* _Objective_
Select the lines that contain "JSON" and copy each of them.

#####

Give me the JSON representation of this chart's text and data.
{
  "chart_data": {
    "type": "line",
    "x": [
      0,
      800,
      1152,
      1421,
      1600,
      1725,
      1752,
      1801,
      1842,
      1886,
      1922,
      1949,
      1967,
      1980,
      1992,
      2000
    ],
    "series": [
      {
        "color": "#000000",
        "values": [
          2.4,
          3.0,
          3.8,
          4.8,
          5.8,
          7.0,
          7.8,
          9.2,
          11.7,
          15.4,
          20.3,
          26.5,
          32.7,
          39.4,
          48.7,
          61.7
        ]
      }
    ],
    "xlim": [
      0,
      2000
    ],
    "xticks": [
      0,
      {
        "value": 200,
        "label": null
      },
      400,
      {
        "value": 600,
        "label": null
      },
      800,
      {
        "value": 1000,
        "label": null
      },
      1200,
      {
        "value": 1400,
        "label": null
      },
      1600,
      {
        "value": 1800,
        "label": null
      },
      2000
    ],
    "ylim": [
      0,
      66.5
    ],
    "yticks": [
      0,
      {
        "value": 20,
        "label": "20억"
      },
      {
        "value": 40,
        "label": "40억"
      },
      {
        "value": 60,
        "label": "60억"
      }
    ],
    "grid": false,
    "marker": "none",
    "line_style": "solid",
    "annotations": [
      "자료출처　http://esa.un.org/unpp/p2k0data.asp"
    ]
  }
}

#####

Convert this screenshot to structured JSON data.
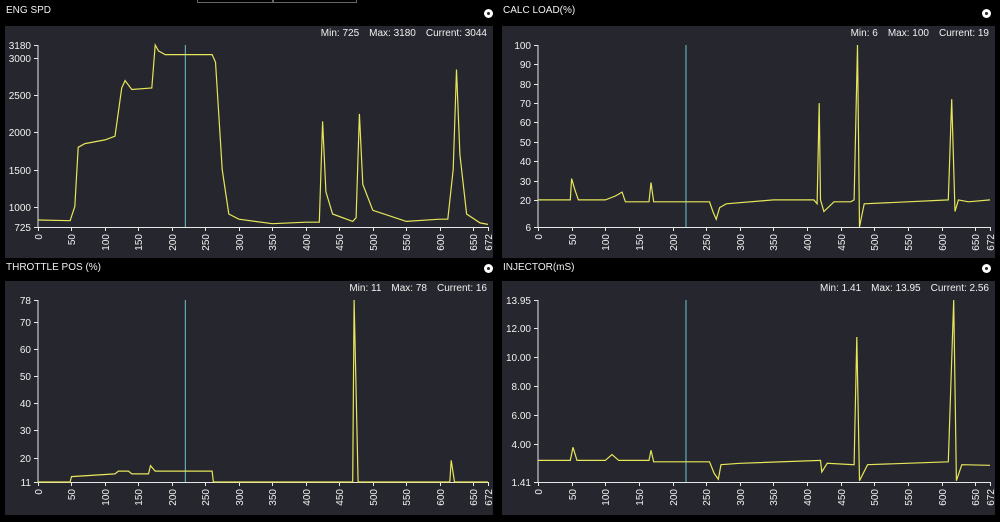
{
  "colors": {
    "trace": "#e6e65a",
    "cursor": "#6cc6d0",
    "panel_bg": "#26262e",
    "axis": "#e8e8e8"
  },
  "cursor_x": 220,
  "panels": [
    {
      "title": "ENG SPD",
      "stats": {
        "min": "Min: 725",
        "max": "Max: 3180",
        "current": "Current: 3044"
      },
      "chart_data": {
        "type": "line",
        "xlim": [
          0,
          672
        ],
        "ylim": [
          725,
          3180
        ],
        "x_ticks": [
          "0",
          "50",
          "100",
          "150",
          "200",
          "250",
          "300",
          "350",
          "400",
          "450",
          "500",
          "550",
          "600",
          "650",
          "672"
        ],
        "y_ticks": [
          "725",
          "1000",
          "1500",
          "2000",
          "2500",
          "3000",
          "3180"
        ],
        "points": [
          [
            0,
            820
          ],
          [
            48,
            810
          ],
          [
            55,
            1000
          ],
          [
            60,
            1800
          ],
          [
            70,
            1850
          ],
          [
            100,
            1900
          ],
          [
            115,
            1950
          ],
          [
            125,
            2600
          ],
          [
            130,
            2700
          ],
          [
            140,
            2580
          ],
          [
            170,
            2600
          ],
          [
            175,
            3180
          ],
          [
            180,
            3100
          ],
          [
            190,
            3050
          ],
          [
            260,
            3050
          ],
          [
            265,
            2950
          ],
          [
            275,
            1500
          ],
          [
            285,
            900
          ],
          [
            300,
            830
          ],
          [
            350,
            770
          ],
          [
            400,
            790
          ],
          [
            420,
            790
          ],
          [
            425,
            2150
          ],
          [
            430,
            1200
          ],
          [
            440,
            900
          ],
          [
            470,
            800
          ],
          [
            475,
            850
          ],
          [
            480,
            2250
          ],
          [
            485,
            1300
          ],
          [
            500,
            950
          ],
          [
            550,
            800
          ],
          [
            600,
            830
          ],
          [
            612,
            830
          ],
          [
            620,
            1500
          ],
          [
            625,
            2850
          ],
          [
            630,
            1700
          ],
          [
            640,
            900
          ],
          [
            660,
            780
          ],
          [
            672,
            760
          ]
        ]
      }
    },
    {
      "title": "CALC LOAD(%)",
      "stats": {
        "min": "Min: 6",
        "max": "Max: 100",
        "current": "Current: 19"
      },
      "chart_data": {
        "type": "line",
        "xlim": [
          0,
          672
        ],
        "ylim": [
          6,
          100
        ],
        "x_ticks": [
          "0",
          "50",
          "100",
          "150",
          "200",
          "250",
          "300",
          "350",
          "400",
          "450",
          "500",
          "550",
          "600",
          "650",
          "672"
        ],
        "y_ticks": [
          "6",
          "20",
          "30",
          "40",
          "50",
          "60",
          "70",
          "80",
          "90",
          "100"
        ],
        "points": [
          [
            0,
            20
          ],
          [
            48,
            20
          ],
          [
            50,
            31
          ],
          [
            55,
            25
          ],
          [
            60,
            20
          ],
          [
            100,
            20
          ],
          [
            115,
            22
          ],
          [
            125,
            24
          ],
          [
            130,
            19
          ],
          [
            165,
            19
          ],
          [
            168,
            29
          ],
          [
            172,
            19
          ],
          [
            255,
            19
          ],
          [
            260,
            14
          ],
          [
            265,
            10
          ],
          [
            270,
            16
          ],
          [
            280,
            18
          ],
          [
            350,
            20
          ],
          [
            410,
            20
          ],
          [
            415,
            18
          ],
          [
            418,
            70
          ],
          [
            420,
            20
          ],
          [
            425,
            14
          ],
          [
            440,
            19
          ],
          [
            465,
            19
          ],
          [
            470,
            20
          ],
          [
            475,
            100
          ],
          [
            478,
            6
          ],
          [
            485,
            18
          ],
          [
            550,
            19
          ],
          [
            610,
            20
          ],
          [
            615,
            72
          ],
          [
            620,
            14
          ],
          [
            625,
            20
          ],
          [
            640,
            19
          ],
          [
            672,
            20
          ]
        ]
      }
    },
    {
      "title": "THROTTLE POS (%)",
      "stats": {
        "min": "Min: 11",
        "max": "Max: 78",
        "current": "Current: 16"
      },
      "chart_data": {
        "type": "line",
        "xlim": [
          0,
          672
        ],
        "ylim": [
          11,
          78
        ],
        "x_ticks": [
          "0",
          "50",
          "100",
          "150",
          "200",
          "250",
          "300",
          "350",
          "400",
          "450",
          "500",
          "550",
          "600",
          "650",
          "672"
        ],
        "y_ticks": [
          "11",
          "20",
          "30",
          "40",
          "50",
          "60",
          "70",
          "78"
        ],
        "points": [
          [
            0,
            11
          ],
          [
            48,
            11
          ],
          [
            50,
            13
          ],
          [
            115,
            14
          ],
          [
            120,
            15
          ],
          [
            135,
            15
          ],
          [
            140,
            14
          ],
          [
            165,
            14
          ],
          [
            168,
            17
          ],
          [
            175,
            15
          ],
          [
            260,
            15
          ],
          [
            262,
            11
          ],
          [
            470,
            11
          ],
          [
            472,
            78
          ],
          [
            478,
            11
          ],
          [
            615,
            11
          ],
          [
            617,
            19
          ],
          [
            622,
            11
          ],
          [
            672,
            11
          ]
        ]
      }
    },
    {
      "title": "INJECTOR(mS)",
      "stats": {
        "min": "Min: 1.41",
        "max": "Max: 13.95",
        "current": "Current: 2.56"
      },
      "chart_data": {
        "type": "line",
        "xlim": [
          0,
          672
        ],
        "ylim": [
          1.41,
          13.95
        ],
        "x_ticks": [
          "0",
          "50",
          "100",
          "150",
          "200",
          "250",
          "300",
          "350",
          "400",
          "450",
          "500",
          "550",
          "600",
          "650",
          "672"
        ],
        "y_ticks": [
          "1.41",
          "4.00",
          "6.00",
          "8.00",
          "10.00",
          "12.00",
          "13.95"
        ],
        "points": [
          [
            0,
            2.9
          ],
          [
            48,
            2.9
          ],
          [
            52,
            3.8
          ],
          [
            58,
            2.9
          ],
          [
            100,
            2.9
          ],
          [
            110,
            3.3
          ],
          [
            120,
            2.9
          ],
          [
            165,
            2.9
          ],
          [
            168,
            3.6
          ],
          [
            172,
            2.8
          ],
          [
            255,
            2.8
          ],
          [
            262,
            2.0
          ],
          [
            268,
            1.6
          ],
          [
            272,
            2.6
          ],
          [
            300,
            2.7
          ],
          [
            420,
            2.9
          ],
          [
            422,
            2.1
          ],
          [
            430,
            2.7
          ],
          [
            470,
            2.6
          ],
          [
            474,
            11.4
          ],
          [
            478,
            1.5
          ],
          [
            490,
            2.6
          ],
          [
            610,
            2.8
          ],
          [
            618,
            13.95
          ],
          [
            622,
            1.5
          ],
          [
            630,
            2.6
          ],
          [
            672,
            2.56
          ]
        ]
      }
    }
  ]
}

#####

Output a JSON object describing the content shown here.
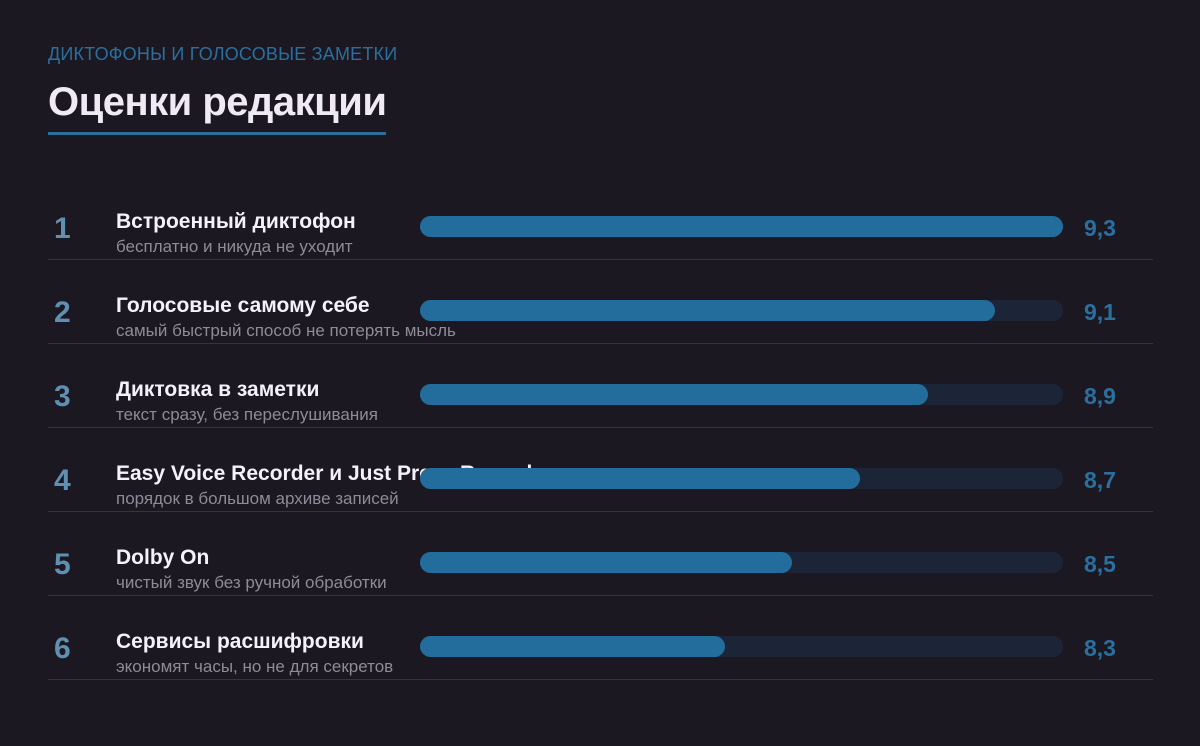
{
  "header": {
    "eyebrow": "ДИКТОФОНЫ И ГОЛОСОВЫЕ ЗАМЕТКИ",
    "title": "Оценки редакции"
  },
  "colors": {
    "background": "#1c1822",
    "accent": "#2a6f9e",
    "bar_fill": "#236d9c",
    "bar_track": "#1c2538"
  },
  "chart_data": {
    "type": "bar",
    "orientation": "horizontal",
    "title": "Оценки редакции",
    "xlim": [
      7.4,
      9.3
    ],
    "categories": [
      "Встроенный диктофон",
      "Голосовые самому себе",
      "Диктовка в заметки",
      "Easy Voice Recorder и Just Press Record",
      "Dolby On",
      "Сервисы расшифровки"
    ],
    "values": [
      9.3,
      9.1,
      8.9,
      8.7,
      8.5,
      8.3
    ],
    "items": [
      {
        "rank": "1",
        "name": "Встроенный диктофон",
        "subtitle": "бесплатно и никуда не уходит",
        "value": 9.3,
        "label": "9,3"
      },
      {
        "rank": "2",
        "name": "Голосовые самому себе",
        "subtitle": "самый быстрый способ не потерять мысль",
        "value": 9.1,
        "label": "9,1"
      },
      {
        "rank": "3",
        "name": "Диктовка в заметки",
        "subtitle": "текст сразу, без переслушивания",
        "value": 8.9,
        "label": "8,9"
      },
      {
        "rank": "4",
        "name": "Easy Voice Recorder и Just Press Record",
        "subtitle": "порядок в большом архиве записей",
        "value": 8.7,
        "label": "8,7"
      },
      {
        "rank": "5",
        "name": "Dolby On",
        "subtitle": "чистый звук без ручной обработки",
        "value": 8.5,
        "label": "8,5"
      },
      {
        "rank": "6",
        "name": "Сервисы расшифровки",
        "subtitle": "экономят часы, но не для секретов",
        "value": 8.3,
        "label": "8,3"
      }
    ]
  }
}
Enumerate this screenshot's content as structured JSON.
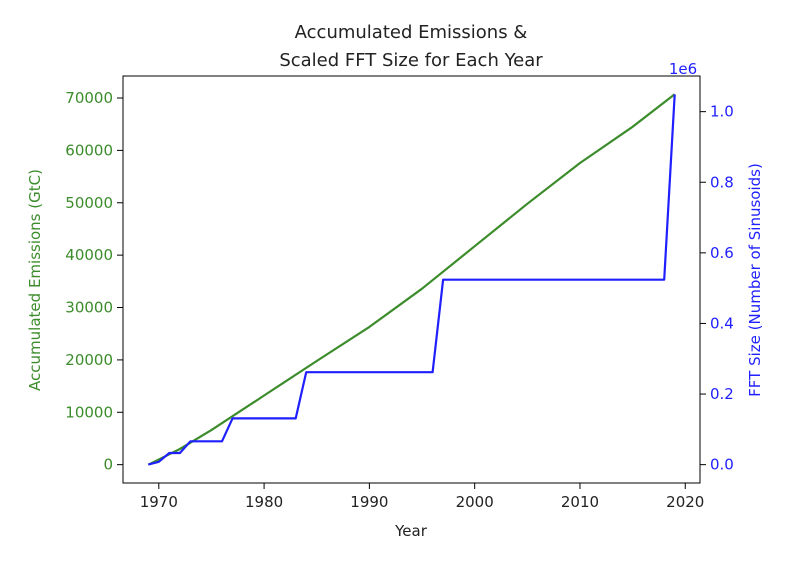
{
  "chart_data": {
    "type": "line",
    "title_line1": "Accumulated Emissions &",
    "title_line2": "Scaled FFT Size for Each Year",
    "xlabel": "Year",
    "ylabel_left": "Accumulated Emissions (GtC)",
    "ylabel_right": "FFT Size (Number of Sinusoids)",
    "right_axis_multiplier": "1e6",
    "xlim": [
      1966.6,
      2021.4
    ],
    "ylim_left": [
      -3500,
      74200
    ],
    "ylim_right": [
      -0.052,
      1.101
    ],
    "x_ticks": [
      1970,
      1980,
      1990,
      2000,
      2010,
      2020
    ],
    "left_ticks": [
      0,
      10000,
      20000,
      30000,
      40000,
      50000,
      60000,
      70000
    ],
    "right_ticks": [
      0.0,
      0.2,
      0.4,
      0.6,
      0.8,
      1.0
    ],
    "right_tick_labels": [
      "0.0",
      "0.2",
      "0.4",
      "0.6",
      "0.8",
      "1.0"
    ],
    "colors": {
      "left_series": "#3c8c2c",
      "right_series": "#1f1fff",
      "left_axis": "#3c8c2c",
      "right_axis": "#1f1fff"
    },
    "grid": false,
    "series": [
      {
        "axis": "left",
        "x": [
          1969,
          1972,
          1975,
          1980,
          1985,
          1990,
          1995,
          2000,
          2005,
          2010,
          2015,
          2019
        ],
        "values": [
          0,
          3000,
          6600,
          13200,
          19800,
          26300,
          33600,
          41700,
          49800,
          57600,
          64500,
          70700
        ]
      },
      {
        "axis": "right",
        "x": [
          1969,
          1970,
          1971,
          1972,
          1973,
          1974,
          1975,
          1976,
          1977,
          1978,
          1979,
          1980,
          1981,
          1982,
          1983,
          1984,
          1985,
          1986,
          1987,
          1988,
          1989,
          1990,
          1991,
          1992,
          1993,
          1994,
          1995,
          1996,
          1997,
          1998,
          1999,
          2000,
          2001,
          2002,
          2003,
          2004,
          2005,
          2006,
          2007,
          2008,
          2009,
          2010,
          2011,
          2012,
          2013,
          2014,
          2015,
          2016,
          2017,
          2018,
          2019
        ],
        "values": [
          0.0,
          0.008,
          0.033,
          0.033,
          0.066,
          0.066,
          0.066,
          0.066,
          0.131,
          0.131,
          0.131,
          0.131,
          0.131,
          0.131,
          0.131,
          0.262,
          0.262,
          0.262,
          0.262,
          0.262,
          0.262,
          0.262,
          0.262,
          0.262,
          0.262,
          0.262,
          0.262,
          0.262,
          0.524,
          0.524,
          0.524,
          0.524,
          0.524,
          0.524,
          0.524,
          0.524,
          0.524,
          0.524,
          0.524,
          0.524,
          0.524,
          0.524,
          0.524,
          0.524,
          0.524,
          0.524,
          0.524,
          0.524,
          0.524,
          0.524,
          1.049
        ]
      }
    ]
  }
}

#####

* _Solution for this task_
Give me the JSON representation of this chart's text and data.
Convert this screenshot to structured JSON data.
Output a JSON object describing the content shown here.
Enumerate this screenshot's content as structured JSON.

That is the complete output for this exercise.